**Record excerpts:**
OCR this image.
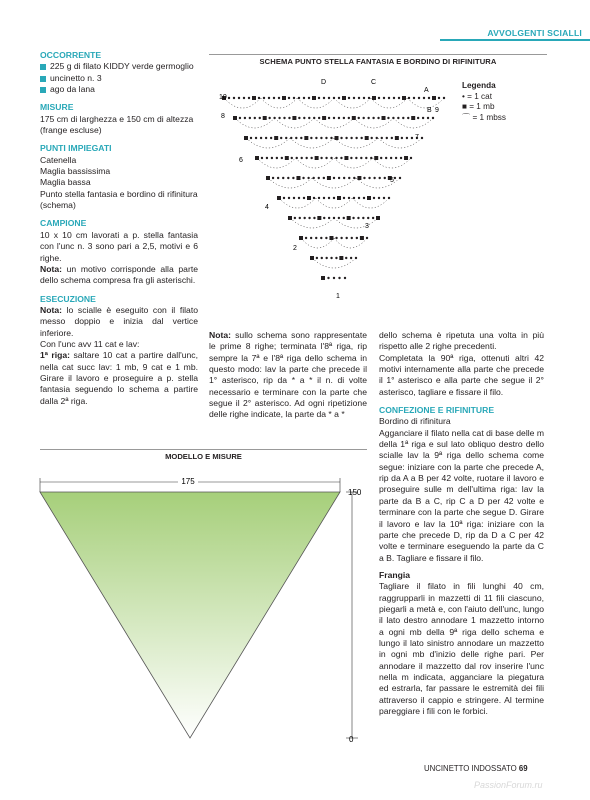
AVVOLGENTI SCIALLI
OCCORRENTE
225 g di filato KIDDY verde germoglio
uncinetto n. 3
ago da lana
MISURE

175 cm di larghezza e 150 cm di altezza (frange escluse)

PUNTI IMPIEGATI
Catenella
Maglia bassissima
Maglia bassa
Punto stella fantasia e bordino di rifinitura (schema)
CAMPIONE

10 x 10 cm lavorati a p. stella fantasia con l'unc n. 3 sono pari a 2,5, motivi e 6 righe.

Nota: un motivo corrisponde alla parte dello schema compresa fra gli asterischi.

ESECUZIONE

Nota: lo scialle è eseguito con il filato messo doppio e inizia dal vertice inferiore.

Con l'unc avv 11 cat e lav:

1ª riga: saltare 10 cat a partire dall'unc, nella cat succ lav: 1 mb, 9 cat e 1 mb. Girare il lavoro e proseguire a p. stella fantasia seguendo lo schema a partire dalla 2ª riga.

SCHEMA PUNTO STELLA FANTASIA E BORDINO DI RIFINITURA
10
8
6
4
2
9
7
5
3
1
D	C
A
B
Legenda
• = 1 cat
■ = 1 mb
⌒ = 1 mbss

Nota: sullo schema sono rappresentate le prime 8 righe; terminata l'8ª riga, rip sempre la 7ª e l'8ª riga dello schema in questo modo: lav la parte che precede il 1° asterisco, rip da * a * il n. di volte necessario e terminare con la parte che segue il 2° asterisco. Ad ogni ripetizione delle righe indicate, la parte da * a *

dello schema è ripetuta una volta in più rispetto alle 2 righe precedenti.

Completata la 90ª riga, ottenuti altri 42 motivi internamente alla parte che precede il 1° asterisco e alla parte che segue il 2° asterisco, tagliare e fissare il filo.

CONFEZIONE E RIFINITURE

Bordino di rifinitura

Agganciare il filato nella cat di base delle m della 1ª riga e sul lato obliquo destro dello scialle lav la 9ª riga dello schema come segue: iniziare con la parte che precede A, rip da A a B per 42 volte, ruotare il lavoro e proseguire sulle m dell'ultima riga: lav la parte da B a C, rip C a D per 42 volte e terminare con la parte che segue D. Girare il lavoro e lav la 10ª riga: iniziare con la parte che precede D, rip da D a C per 42 volte e terminare eseguendo la parte da C a B. Tagliare e fissare il filo.

Frangia

Tagliare il filato in fili lunghi 40 cm, raggrupparli in mazzetti di 11 fili ciascuno, piegarli a metà e, con l'aiuto dell'unc, lungo il lato destro annodare 1 mazzetto intorno a ogni mb della 9ª riga dello schema e lungo il lato sinistro annodare un mazzetto in ogni mb d'inizio delle righe pari. Per annodare il mazzetto dal rov inserire l'unc nella m indicata, agganciare la piegatura ed estrarla, far passare le estremità dei fili attraverso il cappio e stringere. Al termine pareggiare i fili con le forbici.

MODELLO E MISURE
175
150
0
UNCINETTO INDOSSATO 69
PassionForum.ru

**Work to be completed:** Repeat everything in the records precisely. Images are excluded from the copy.

**Written answer:**
OCR this image.
AVVOLGENTI SCIALLI
OCCORRENTE
225 g di filato KIDDY verde germoglio
uncinetto n. 3
ago da lana
MISURE

175 cm di larghezza e 150 cm di altezza (frange escluse)

PUNTI IMPIEGATI
Catenella
Maglia bassissima
Maglia bassa
Punto stella fantasia e bordino di rifinitura (schema)
CAMPIONE

10 x 10 cm lavorati a p. stella fantasia con l'unc n. 3 sono pari a 2,5, motivi e 6 righe.

Nota: un motivo corrisponde alla parte dello schema compresa fra gli asterischi.

ESECUZIONE

Nota: lo scialle è eseguito con il filato messo doppio e inizia dal vertice inferiore.

Con l'unc avv 11 cat e lav:

1ª riga: saltare 10 cat a partire dall'unc, nella cat succ lav: 1 mb, 9 cat e 1 mb. Girare il lavoro e proseguire a p. stella fantasia seguendo lo schema a partire dalla 2ª riga.

SCHEMA PUNTO STELLA FANTASIA E BORDINO DI RIFINITURA
10
8
6
4
2
9
7
5
3
1
D	C
A
B
Legenda
• = 1 cat
■ = 1 mb
⌒ = 1 mbss

Nota: sullo schema sono rappresentate le prime 8 righe; terminata l'8ª riga, rip sempre la 7ª e l'8ª riga dello schema in questo modo: lav la parte che precede il 1° asterisco, rip da * a * il n. di volte necessario e terminare con la parte che segue il 2° asterisco. Ad ogni ripetizione delle righe indicate, la parte da * a *

dello schema è ripetuta una volta in più rispetto alle 2 righe precedenti.

Completata la 90ª riga, ottenuti altri 42 motivi internamente alla parte che precede il 1° asterisco e alla parte che segue il 2° asterisco, tagliare e fissare il filo.

CONFEZIONE E RIFINITURE

Bordino di rifinitura

Agganciare il filato nella cat di base delle m della 1ª riga e sul lato obliquo destro dello scialle lav la 9ª riga dello schema come segue: iniziare con la parte che precede A, rip da A a B per 42 volte, ruotare il lavoro e proseguire sulle m dell'ultima riga: lav la parte da B a C, rip C a D per 42 volte e terminare con la parte che segue D. Girare il lavoro e lav la 10ª riga: iniziare con la parte che precede D, rip da D a C per 42 volte e terminare eseguendo la parte da C a B. Tagliare e fissare il filo.

Frangia

Tagliare il filato in fili lunghi 40 cm, raggrupparli in mazzetti di 11 fili ciascuno, piegarli a metà e, con l'aiuto dell'unc, lungo il lato destro annodare 1 mazzetto intorno a ogni mb della 9ª riga dello schema e lungo il lato sinistro annodare un mazzetto in ogni mb d'inizio delle righe pari. Per annodare il mazzetto dal rov inserire l'unc nella m indicata, agganciare la piegatura ed estrarla, far passare le estremità dei fili attraverso il cappio e stringere. Al termine pareggiare i fili con le forbici.

MODELLO E MISURE
175
150
0
UNCINETTO INDOSSATO 69
PassionForum.ru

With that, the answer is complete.